╭─ RECORDED DATA

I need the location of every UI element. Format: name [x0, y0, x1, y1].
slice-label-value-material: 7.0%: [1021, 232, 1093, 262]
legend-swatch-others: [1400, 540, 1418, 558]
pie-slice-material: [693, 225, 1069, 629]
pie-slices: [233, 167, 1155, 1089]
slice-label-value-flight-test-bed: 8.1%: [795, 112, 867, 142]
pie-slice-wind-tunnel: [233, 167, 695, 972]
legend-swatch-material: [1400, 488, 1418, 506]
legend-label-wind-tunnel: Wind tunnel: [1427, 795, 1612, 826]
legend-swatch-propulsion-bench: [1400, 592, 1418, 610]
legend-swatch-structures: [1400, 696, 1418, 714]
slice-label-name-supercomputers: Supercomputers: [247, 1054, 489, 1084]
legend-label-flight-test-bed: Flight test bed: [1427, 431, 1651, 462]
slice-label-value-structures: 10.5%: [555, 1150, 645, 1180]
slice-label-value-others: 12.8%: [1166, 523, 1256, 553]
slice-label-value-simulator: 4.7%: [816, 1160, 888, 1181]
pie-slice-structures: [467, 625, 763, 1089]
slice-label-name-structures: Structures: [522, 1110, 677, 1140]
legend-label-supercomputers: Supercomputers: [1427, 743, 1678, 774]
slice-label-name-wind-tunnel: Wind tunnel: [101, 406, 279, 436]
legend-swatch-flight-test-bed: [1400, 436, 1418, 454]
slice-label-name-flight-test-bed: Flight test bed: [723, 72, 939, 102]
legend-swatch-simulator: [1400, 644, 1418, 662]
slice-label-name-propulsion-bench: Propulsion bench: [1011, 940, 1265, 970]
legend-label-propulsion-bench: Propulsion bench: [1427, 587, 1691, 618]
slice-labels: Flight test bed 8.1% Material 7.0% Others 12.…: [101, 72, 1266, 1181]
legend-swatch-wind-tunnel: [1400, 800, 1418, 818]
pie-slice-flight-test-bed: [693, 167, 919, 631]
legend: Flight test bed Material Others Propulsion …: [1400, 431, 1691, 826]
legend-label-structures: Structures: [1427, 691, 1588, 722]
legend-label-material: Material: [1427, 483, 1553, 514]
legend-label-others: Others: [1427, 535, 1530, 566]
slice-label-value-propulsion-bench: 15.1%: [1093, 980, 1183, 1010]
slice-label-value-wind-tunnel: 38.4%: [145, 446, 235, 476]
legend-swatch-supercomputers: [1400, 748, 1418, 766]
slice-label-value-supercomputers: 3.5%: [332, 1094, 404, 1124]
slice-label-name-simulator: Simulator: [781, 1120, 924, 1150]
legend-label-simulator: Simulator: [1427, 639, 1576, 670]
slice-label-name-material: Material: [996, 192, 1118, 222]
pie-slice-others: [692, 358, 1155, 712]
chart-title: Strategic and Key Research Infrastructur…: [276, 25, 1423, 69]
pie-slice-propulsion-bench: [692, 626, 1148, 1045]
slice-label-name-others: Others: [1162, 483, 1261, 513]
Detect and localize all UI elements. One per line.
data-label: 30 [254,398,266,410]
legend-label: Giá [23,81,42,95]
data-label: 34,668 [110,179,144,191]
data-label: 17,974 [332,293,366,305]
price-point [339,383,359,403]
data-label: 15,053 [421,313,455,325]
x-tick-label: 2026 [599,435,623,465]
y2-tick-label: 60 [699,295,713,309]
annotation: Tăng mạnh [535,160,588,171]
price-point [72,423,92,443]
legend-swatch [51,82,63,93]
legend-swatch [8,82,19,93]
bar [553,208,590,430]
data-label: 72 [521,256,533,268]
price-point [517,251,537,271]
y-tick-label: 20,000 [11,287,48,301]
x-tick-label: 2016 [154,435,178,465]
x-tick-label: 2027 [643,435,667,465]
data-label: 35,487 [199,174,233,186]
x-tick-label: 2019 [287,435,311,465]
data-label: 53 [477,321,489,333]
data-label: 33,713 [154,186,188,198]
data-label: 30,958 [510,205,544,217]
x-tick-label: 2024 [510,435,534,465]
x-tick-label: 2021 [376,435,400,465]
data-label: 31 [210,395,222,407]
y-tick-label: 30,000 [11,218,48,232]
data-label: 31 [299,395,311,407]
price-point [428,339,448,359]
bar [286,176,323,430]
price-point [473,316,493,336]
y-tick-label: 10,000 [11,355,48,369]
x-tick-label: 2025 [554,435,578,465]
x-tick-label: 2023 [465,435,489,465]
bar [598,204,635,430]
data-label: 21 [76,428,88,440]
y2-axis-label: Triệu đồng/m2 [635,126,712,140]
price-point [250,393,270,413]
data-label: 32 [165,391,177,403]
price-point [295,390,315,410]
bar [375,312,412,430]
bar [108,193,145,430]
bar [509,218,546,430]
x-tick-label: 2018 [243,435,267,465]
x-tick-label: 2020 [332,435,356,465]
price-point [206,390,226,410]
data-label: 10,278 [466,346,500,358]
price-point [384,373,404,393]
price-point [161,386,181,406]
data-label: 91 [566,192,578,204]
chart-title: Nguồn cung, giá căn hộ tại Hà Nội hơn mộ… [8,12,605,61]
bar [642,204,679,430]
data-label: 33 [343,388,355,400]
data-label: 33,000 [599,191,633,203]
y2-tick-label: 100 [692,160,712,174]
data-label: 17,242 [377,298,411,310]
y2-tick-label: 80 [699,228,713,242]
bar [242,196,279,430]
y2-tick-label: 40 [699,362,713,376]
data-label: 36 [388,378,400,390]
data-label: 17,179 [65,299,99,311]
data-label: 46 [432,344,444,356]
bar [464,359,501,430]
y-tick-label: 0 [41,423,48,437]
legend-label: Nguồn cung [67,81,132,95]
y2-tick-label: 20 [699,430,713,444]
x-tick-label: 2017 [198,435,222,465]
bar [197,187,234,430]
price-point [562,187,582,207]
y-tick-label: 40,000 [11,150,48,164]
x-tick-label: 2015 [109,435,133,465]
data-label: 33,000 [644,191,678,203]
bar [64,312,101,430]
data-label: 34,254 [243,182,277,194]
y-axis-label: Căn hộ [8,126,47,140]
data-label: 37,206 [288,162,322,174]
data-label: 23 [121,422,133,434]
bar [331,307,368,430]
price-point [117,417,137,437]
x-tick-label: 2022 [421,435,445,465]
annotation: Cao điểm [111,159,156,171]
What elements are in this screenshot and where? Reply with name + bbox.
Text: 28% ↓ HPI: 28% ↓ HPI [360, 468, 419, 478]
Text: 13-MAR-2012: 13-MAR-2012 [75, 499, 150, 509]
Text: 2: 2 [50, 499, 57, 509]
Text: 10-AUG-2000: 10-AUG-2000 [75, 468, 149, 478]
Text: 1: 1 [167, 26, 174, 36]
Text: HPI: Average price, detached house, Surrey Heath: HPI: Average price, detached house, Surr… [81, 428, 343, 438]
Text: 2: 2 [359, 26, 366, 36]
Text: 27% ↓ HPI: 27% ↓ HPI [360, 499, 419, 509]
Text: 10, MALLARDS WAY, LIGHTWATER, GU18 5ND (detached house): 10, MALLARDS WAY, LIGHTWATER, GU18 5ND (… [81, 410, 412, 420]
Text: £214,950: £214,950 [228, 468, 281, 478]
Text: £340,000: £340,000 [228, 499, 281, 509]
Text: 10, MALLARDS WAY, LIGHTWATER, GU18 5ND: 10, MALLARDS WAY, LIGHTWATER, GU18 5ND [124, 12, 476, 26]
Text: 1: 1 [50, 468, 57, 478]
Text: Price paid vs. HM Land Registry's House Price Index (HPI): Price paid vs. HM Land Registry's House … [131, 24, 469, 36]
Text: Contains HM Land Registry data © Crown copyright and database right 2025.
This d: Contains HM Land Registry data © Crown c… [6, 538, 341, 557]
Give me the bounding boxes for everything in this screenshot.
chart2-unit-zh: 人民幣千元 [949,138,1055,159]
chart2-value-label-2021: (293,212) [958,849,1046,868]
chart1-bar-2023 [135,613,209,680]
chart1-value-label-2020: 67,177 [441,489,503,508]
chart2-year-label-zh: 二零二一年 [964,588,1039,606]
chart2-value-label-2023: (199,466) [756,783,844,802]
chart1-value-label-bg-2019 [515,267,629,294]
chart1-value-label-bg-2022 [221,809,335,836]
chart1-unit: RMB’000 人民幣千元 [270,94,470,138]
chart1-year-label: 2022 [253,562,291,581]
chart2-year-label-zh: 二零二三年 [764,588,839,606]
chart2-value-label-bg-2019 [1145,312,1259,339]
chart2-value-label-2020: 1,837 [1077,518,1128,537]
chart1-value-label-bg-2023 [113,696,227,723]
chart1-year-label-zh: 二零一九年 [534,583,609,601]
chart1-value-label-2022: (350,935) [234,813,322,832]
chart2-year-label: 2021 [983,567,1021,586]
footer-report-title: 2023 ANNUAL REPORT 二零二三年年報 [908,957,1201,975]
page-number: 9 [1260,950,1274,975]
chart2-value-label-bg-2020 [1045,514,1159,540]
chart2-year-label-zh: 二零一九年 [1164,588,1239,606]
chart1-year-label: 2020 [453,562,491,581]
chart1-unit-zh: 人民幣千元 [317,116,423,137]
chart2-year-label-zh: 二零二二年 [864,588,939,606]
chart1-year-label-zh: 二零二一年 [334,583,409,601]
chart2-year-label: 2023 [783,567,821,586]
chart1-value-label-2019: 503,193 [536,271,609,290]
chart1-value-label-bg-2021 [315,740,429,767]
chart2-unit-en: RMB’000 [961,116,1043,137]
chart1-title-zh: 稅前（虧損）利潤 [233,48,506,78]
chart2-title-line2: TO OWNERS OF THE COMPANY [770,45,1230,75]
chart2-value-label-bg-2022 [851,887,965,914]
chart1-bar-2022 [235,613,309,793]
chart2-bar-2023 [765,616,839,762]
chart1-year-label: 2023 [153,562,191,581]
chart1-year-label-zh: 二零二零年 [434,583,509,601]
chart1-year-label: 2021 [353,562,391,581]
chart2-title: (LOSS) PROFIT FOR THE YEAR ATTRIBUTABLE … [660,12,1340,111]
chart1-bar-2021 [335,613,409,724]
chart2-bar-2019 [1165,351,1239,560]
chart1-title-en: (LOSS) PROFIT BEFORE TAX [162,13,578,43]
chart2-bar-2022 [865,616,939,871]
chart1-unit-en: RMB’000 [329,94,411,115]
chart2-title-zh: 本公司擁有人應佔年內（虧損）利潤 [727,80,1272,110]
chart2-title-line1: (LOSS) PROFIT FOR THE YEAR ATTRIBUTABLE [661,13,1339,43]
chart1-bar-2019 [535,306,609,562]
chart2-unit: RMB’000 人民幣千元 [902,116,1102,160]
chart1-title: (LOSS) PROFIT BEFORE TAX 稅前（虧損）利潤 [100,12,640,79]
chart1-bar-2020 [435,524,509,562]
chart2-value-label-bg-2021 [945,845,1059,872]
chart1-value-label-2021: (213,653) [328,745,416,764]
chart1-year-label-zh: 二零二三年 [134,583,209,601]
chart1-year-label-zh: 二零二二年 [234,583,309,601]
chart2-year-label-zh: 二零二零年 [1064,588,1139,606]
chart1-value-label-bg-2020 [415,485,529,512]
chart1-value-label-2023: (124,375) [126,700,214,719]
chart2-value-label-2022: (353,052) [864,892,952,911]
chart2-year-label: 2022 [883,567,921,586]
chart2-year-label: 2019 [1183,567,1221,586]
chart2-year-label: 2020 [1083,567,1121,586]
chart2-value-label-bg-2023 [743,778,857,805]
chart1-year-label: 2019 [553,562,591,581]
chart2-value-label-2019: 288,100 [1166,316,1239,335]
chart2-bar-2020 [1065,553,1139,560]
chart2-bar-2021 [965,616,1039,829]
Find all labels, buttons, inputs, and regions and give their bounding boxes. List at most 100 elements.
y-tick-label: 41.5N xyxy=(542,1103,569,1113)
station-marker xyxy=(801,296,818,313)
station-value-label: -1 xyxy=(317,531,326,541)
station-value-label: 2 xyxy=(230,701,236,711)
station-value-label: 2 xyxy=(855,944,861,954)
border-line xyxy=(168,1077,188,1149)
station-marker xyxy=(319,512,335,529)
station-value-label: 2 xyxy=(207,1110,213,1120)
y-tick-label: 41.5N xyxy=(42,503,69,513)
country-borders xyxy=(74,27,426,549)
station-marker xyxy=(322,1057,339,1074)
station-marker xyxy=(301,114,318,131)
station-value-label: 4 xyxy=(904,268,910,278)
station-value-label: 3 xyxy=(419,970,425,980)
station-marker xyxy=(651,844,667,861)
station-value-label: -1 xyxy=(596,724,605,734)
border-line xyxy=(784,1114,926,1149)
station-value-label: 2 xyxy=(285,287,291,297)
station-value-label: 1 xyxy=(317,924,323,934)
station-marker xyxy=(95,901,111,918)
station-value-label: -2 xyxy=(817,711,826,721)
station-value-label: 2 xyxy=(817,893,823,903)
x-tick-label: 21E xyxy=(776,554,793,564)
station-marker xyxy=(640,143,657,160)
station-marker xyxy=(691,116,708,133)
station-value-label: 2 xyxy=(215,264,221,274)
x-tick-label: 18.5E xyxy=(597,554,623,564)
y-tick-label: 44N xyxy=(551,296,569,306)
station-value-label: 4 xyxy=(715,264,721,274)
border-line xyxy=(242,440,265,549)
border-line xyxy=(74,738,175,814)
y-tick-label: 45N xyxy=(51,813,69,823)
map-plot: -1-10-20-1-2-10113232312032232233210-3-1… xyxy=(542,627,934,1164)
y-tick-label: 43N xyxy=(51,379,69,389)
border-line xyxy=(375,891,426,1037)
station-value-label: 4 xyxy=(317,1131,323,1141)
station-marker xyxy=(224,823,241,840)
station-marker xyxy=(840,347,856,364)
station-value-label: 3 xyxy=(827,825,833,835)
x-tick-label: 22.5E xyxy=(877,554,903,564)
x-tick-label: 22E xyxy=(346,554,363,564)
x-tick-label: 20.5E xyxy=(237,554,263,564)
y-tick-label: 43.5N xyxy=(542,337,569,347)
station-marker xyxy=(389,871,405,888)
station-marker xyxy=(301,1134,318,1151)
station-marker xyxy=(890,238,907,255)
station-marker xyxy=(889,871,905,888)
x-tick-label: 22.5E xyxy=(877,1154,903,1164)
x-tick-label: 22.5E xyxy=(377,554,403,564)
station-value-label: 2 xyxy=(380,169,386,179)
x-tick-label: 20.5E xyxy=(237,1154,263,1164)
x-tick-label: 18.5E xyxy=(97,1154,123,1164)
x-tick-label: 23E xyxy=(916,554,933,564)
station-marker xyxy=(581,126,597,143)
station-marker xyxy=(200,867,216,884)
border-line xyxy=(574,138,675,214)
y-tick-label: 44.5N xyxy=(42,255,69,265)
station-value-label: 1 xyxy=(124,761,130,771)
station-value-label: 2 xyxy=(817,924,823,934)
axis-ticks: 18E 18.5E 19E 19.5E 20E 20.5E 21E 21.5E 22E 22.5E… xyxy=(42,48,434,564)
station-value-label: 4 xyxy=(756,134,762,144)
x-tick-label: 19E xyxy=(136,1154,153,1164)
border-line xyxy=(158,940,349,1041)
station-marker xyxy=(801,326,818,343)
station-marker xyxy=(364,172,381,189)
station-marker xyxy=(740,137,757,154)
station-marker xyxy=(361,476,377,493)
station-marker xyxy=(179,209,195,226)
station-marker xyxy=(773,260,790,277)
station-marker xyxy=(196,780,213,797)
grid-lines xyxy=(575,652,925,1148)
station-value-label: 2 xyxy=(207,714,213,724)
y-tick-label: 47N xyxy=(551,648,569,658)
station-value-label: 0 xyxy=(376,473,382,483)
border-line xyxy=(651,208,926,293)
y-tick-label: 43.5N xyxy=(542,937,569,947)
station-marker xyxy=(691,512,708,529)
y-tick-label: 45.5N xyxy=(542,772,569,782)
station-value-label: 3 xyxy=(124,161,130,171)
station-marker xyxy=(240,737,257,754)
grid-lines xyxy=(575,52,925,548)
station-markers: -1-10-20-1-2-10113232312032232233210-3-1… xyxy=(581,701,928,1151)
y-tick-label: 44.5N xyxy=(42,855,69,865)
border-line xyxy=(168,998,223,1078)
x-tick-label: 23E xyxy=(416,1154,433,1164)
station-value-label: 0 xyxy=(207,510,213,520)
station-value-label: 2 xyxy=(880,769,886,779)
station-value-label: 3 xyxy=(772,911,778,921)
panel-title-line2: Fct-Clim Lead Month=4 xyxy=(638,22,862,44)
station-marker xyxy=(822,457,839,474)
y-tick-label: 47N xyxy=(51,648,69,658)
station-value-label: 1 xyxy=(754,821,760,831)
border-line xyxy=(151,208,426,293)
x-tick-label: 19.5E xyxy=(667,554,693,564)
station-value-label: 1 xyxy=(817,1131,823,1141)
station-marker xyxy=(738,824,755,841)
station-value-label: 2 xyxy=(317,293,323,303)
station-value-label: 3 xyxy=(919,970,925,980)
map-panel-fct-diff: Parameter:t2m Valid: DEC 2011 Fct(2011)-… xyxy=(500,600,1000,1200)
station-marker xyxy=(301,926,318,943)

╰─

▶ **AIM OF THE TASK**
Reproduce verbatim the lines above, from the start of the records through the line containing "legend-label-flight-test-bed: Flight test", with both ends included.

▶ **WRITTEN ANSWER**
I need the location of every UI element. Format: name [x0, y0, x1, y1].
slice-label-value-material: 7.0%: [1021, 232, 1093, 262]
legend-swatch-others: [1400, 540, 1418, 558]
pie-slice-material: [693, 225, 1069, 629]
pie-slices: [233, 167, 1155, 1089]
slice-label-value-flight-test-bed: 8.1%: [795, 112, 867, 142]
pie-slice-wind-tunnel: [233, 167, 695, 972]
legend-swatch-material: [1400, 488, 1418, 506]
legend-label-wind-tunnel: Wind tunnel: [1427, 795, 1612, 826]
legend-swatch-propulsion-bench: [1400, 592, 1418, 610]
legend-swatch-structures: [1400, 696, 1418, 714]
slice-label-name-supercomputers: Supercomputers: [247, 1054, 489, 1084]
legend-label-flight-test-bed: Flight test bed: [1427, 431, 1651, 462]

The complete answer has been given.